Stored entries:
────

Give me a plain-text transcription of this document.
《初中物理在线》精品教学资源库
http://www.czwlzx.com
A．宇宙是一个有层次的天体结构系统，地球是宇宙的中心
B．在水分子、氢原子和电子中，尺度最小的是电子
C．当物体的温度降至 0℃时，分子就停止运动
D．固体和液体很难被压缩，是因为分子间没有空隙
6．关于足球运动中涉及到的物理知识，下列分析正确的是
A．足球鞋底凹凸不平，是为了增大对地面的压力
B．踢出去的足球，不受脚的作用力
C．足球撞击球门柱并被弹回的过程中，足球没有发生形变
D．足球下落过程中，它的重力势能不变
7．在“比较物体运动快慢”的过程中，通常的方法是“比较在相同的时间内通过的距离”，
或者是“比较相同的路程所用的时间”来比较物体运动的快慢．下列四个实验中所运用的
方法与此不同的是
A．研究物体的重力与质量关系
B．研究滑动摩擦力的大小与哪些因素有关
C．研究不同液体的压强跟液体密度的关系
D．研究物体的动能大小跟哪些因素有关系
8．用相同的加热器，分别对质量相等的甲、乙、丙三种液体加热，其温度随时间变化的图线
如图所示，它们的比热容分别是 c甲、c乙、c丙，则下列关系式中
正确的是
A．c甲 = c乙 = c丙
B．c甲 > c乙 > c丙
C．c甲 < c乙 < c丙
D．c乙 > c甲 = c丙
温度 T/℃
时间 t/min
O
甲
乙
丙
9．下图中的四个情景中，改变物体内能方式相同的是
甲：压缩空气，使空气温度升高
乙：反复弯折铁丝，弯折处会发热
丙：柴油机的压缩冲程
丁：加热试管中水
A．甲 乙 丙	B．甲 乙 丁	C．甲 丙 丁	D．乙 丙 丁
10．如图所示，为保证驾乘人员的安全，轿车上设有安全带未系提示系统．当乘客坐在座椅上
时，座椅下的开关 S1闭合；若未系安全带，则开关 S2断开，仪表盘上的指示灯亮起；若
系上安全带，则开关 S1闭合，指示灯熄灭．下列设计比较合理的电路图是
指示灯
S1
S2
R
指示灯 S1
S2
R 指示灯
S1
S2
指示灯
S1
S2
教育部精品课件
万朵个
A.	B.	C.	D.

────

The data above must be returned in full, exactly as written.

• Task output:
Give me a plain-text transcription of this document.
《初中物理在线》精品教学资源库
http://www.czwlzx.com
A．宇宙是一个有层次的天体结构系统，地球是宇宙的中心
B．在水分子、氢原子和电子中，尺度最小的是电子
C．当物体的温度降至 0℃时，分子就停止运动
D．固体和液体很难被压缩，是因为分子间没有空隙
6．关于足球运动中涉及到的物理知识，下列分析正确的是
A．足球鞋底凹凸不平，是为了增大对地面的压力
B．踢出去的足球，不受脚的作用力
C．足球撞击球门柱并被弹回的过程中，足球没有发生形变
D．足球下落过程中，它的重力势能不变
7．在“比较物体运动快慢”的过程中，通常的方法是“比较在相同的时间内通过的距离”，
或者是“比较相同的路程所用的时间”来比较物体运动的快慢．下列四个实验中所运用的
方法与此不同的是
A．研究物体的重力与质量关系
B．研究滑动摩擦力的大小与哪些因素有关
C．研究不同液体的压强跟液体密度的关系
D．研究物体的动能大小跟哪些因素有关系
8．用相同的加热器，分别对质量相等的甲、乙、丙三种液体加热，其温度随时间变化的图线
如图所示，它们的比热容分别是 c甲、c乙、c丙，则下列关系式中
正确的是
A．c甲 = c乙 = c丙
B．c甲 > c乙 > c丙
C．c甲 < c乙 < c丙
D．c乙 > c甲 = c丙
温度 T/℃
时间 t/min
O
甲
乙
丙
9．下图中的四个情景中，改变物体内能方式相同的是
甲：压缩空气，使空气温度升高
乙：反复弯折铁丝，弯折处会发热
丙：柴油机的压缩冲程
丁：加热试管中水
A．甲 乙 丙	B．甲 乙 丁	C．甲 丙 丁	D．乙 丙 丁
10．如图所示，为保证驾乘人员的安全，轿车上设有安全带未系提示系统．当乘客坐在座椅上
时，座椅下的开关 S1闭合；若未系安全带，则开关 S2断开，仪表盘上的指示灯亮起；若
系上安全带，则开关 S1闭合，指示灯熄灭．下列设计比较合理的电路图是
指示灯
S1
S2
R
指示灯 S1
S2
R 指示灯
S1
S2
指示灯
S1
S2
教育部精品课件
万朵个
A.	B.	C.	D.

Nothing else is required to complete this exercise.